◆ Task details: Transcribe the entries exactly; images are not part of the copy.

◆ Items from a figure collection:
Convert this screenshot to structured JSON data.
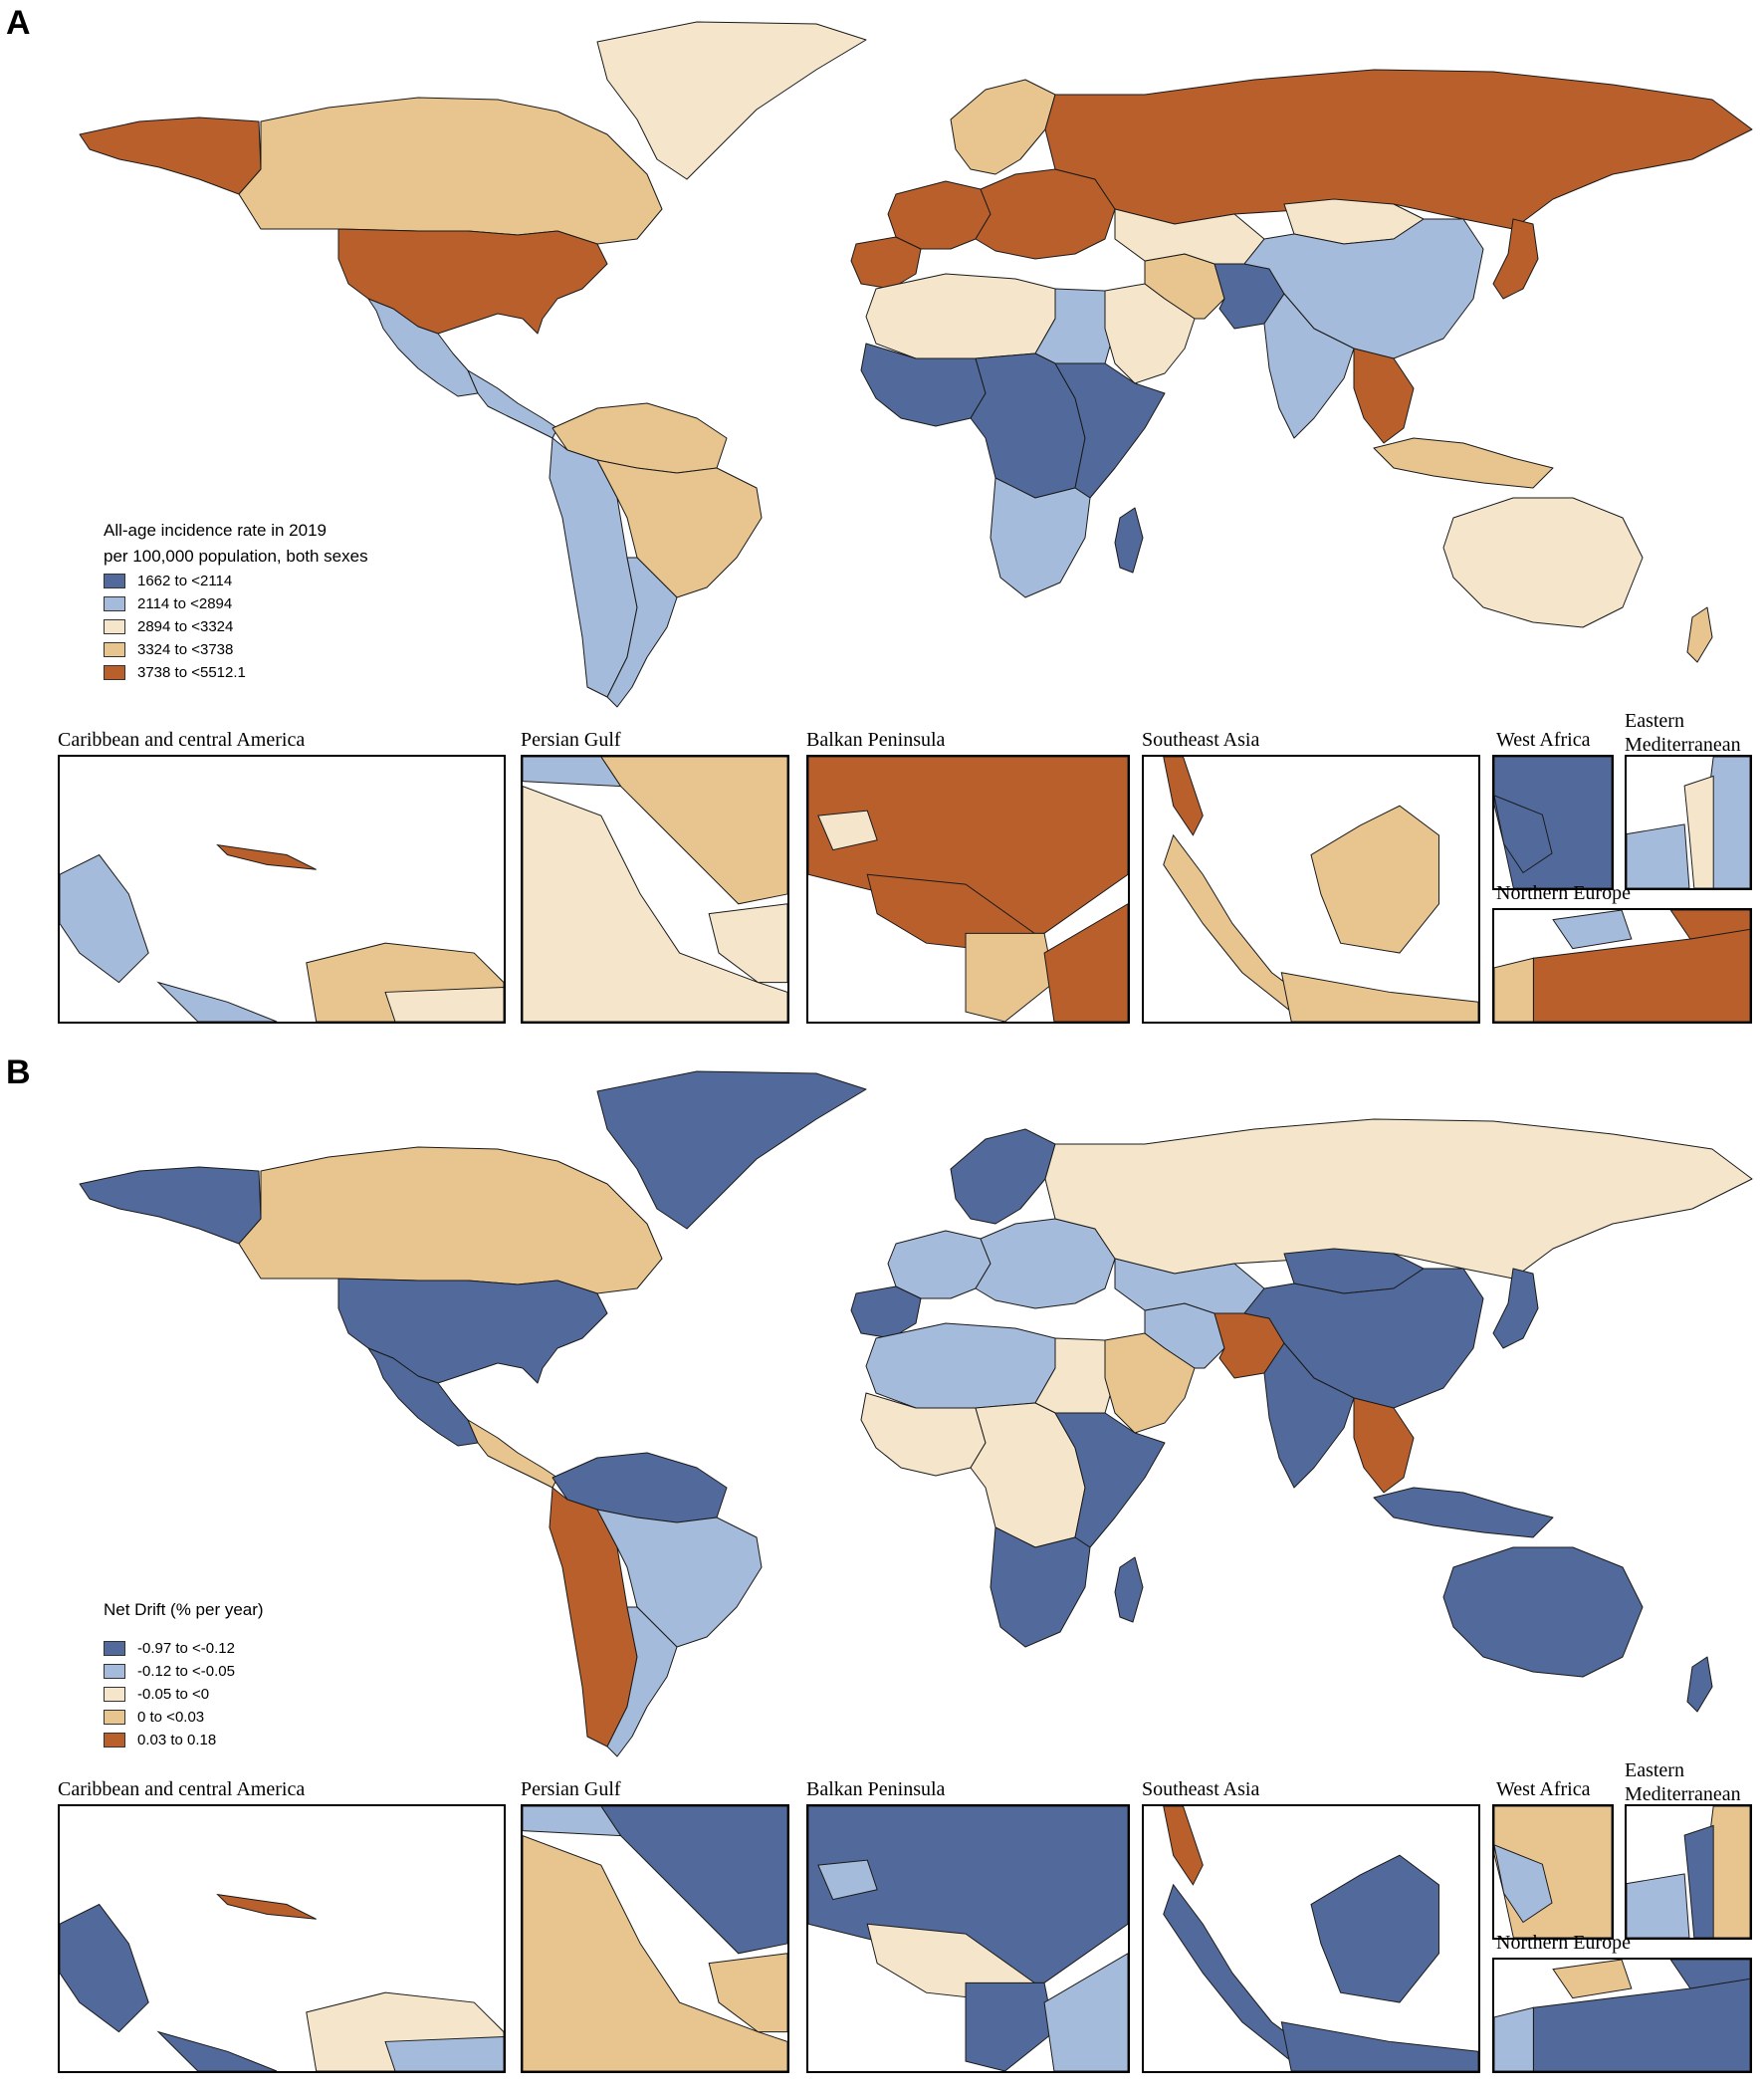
{
  "colors": {
    "dark_blue": "#516a9b",
    "light_blue": "#a5bbdb",
    "cream": "#f5e6cb",
    "tan": "#e8c48f",
    "rust": "#b95f2c",
    "border": "#1a1a1a",
    "ocean": "#ffffff"
  },
  "panels": [
    {
      "letter": "A",
      "legend": {
        "title_line1": "All-age incidence rate in 2019",
        "title_line2": "per 100,000 population, both sexes",
        "items": [
          {
            "label": "1662 to <2114",
            "color": "#516a9b"
          },
          {
            "label": "2114 to <2894",
            "color": "#a5bbdb"
          },
          {
            "label": "2894 to <3324",
            "color": "#f5e6cb"
          },
          {
            "label": "3324 to <3738",
            "color": "#e8c48f"
          },
          {
            "label": "3738 to <5512.1",
            "color": "#b95f2c"
          }
        ]
      },
      "regions": {
        "north_america_north": "tan",
        "alaska": "rust",
        "greenland": "cream",
        "usa": "rust",
        "mexico": "light_blue",
        "central_america": "light_blue",
        "north_south_america": "tan",
        "andes": "light_blue",
        "brazil": "tan",
        "argentina": "light_blue",
        "iberia": "rust",
        "western_europe": "rust",
        "scandinavia": "tan",
        "eastern_europe": "rust",
        "russia": "rust",
        "north_africa": "cream",
        "egypt": "light_blue",
        "west_africa": "dark_blue",
        "central_africa": "dark_blue",
        "east_africa": "dark_blue",
        "southern_africa": "light_blue",
        "madagascar": "dark_blue",
        "middle_east": "cream",
        "iran": "tan",
        "central_asia": "cream",
        "afghanistan_pakistan": "dark_blue",
        "china": "light_blue",
        "mongolia": "cream",
        "india": "light_blue",
        "southeast_asia": "rust",
        "indonesia": "tan",
        "japan": "rust",
        "australia": "cream",
        "new_zealand": "tan"
      },
      "insets": [
        {
          "label": "Caribbean and central America",
          "fills": [
            "light_blue",
            "tan",
            "cream",
            "rust",
            "light_blue"
          ]
        },
        {
          "label": "Persian Gulf",
          "fills": [
            "cream",
            "tan",
            "light_blue",
            "cream"
          ]
        },
        {
          "label": "Balkan Peninsula",
          "fills": [
            "rust",
            "cream",
            "rust",
            "tan",
            "rust"
          ]
        },
        {
          "label": "Southeast Asia",
          "fills": [
            "tan",
            "tan",
            "rust",
            "tan"
          ]
        },
        {
          "label": "West Africa",
          "fills": [
            "dark_blue",
            "dark_blue"
          ]
        },
        {
          "label": "Eastern Mediterranean",
          "fills": [
            "light_blue",
            "cream",
            "light_blue"
          ]
        },
        {
          "label": "Northern Europe",
          "fills": [
            "rust",
            "tan",
            "light_blue",
            "rust"
          ]
        }
      ]
    },
    {
      "letter": "B",
      "legend": {
        "title_line1": "Net Drift (% per year)",
        "title_line2": "",
        "items": [
          {
            "label": "-0.97 to <-0.12",
            "color": "#516a9b"
          },
          {
            "label": "-0.12 to <-0.05",
            "color": "#a5bbdb"
          },
          {
            "label": "-0.05 to <0",
            "color": "#f5e6cb"
          },
          {
            "label": "0 to <0.03",
            "color": "#e8c48f"
          },
          {
            "label": "0.03 to 0.18",
            "color": "#b95f2c"
          }
        ]
      },
      "regions": {
        "north_america_north": "tan",
        "alaska": "dark_blue",
        "greenland": "dark_blue",
        "usa": "dark_blue",
        "mexico": "dark_blue",
        "central_america": "tan",
        "north_south_america": "dark_blue",
        "andes": "rust",
        "brazil": "light_blue",
        "argentina": "light_blue",
        "iberia": "dark_blue",
        "western_europe": "light_blue",
        "scandinavia": "dark_blue",
        "eastern_europe": "light_blue",
        "russia": "cream",
        "north_africa": "light_blue",
        "egypt": "cream",
        "west_africa": "cream",
        "central_africa": "cream",
        "east_africa": "dark_blue",
        "southern_africa": "dark_blue",
        "madagascar": "dark_blue",
        "middle_east": "tan",
        "iran": "light_blue",
        "central_asia": "light_blue",
        "afghanistan_pakistan": "rust",
        "china": "dark_blue",
        "mongolia": "dark_blue",
        "india": "dark_blue",
        "southeast_asia": "rust",
        "indonesia": "dark_blue",
        "japan": "dark_blue",
        "australia": "dark_blue",
        "new_zealand": "dark_blue"
      },
      "insets": [
        {
          "label": "Caribbean and central America",
          "fills": [
            "dark_blue",
            "cream",
            "light_blue",
            "rust",
            "dark_blue"
          ]
        },
        {
          "label": "Persian Gulf",
          "fills": [
            "tan",
            "dark_blue",
            "light_blue",
            "tan"
          ]
        },
        {
          "label": "Balkan Peninsula",
          "fills": [
            "dark_blue",
            "light_blue",
            "cream",
            "dark_blue",
            "light_blue"
          ]
        },
        {
          "label": "Southeast Asia",
          "fills": [
            "dark_blue",
            "dark_blue",
            "rust",
            "dark_blue"
          ]
        },
        {
          "label": "West Africa",
          "fills": [
            "tan",
            "light_blue"
          ]
        },
        {
          "label": "Eastern Mediterranean",
          "fills": [
            "tan",
            "dark_blue",
            "light_blue"
          ]
        },
        {
          "label": "Northern Europe",
          "fills": [
            "dark_blue",
            "light_blue",
            "tan",
            "dark_blue"
          ]
        }
      ]
    }
  ]
}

◆ Answer to the problem:
Convert this screenshot to structured JSON data.
{
  "colors": {
    "dark_blue": "#516a9b",
    "light_blue": "#a5bbdb",
    "cream": "#f5e6cb",
    "tan": "#e8c48f",
    "rust": "#b95f2c",
    "border": "#1a1a1a",
    "ocean": "#ffffff"
  },
  "panels": [
    {
      "letter": "A",
      "legend": {
        "title_line1": "All-age incidence rate in 2019",
        "title_line2": "per 100,000 population, both sexes",
        "items": [
          {
            "label": "1662 to <2114",
            "color": "#516a9b"
          },
          {
            "label": "2114 to <2894",
            "color": "#a5bbdb"
          },
          {
            "label": "2894 to <3324",
            "color": "#f5e6cb"
          },
          {
            "label": "3324 to <3738",
            "color": "#e8c48f"
          },
          {
            "label": "3738 to <5512.1",
            "color": "#b95f2c"
          }
        ]
      },
      "regions": {
        "north_america_north": "tan",
        "alaska": "rust",
        "greenland": "cream",
        "usa": "rust",
        "mexico": "light_blue",
        "central_america": "light_blue",
        "north_south_america": "tan",
        "andes": "light_blue",
        "brazil": "tan",
        "argentina": "light_blue",
        "iberia": "rust",
        "western_europe": "rust",
        "scandinavia": "tan",
        "eastern_europe": "rust",
        "russia": "rust",
        "north_africa": "cream",
        "egypt": "light_blue",
        "west_africa": "dark_blue",
        "central_africa": "dark_blue",
        "east_africa": "dark_blue",
        "southern_africa": "light_blue",
        "madagascar": "dark_blue",
        "middle_east": "cream",
        "iran": "tan",
        "central_asia": "cream",
        "afghanistan_pakistan": "dark_blue",
        "china": "light_blue",
        "mongolia": "cream",
        "india": "light_blue",
        "southeast_asia": "rust",
        "indonesia": "tan",
        "japan": "rust",
        "australia": "cream",
        "new_zealand": "tan"
      },
      "insets": [
        {
          "label": "Caribbean and central America",
          "fills": [
            "light_blue",
            "tan",
            "cream",
            "rust",
            "light_blue"
          ]
        },
        {
          "label": "Persian Gulf",
          "fills": [
            "cream",
            "tan",
            "light_blue",
            "cream"
          ]
        },
        {
          "label": "Balkan Peninsula",
          "fills": [
            "rust",
            "cream",
            "rust",
            "tan",
            "rust"
          ]
        },
        {
          "label": "Southeast Asia",
          "fills": [
            "tan",
            "tan",
            "rust",
            "tan"
          ]
        },
        {
          "label": "West Africa",
          "fills": [
            "dark_blue",
            "dark_blue"
          ]
        },
        {
          "label": "Eastern Mediterranean",
          "fills": [
            "light_blue",
            "cream",
            "light_blue"
          ]
        },
        {
          "label": "Northern Europe",
          "fills": [
            "rust",
            "tan",
            "light_blue",
            "rust"
          ]
        }
      ]
    },
    {
      "letter": "B",
      "legend": {
        "title_line1": "Net Drift (% per year)",
        "title_line2": "",
        "items": [
          {
            "label": "-0.97 to <-0.12",
            "color": "#516a9b"
          },
          {
            "label": "-0.12 to <-0.05",
            "color": "#a5bbdb"
          },
          {
            "label": "-0.05 to <0",
            "color": "#f5e6cb"
          },
          {
            "label": "0 to <0.03",
            "color": "#e8c48f"
          },
          {
            "label": "0.03 to 0.18",
            "color": "#b95f2c"
          }
        ]
      },
      "regions": {
        "north_america_north": "tan",
        "alaska": "dark_blue",
        "greenland": "dark_blue",
        "usa": "dark_blue",
        "mexico": "dark_blue",
        "central_america": "tan",
        "north_south_america": "dark_blue",
        "andes": "rust",
        "brazil": "light_blue",
        "argentina": "light_blue",
        "iberia": "dark_blue",
        "western_europe": "light_blue",
        "scandinavia": "dark_blue",
        "eastern_europe": "light_blue",
        "russia": "cream",
        "north_africa": "light_blue",
        "egypt": "cream",
        "west_africa": "cream",
        "central_africa": "cream",
        "east_africa": "dark_blue",
        "southern_africa": "dark_blue",
        "madagascar": "dark_blue",
        "middle_east": "tan",
        "iran": "light_blue",
        "central_asia": "light_blue",
        "afghanistan_pakistan": "rust",
        "china": "dark_blue",
        "mongolia": "dark_blue",
        "india": "dark_blue",
        "southeast_asia": "rust",
        "indonesia": "dark_blue",
        "japan": "dark_blue",
        "australia": "dark_blue",
        "new_zealand": "dark_blue"
      },
      "insets": [
        {
          "label": "Caribbean and central America",
          "fills": [
            "dark_blue",
            "cream",
            "light_blue",
            "rust",
            "dark_blue"
          ]
        },
        {
          "label": "Persian Gulf",
          "fills": [
            "tan",
            "dark_blue",
            "light_blue",
            "tan"
          ]
        },
        {
          "label": "Balkan Peninsula",
          "fills": [
            "dark_blue",
            "light_blue",
            "cream",
            "dark_blue",
            "light_blue"
          ]
        },
        {
          "label": "Southeast Asia",
          "fills": [
            "dark_blue",
            "dark_blue",
            "rust",
            "dark_blue"
          ]
        },
        {
          "label": "West Africa",
          "fills": [
            "tan",
            "light_blue"
          ]
        },
        {
          "label": "Eastern Mediterranean",
          "fills": [
            "tan",
            "dark_blue",
            "light_blue"
          ]
        },
        {
          "label": "Northern Europe",
          "fills": [
            "dark_blue",
            "light_blue",
            "tan",
            "dark_blue"
          ]
        }
      ]
    }
  ]
}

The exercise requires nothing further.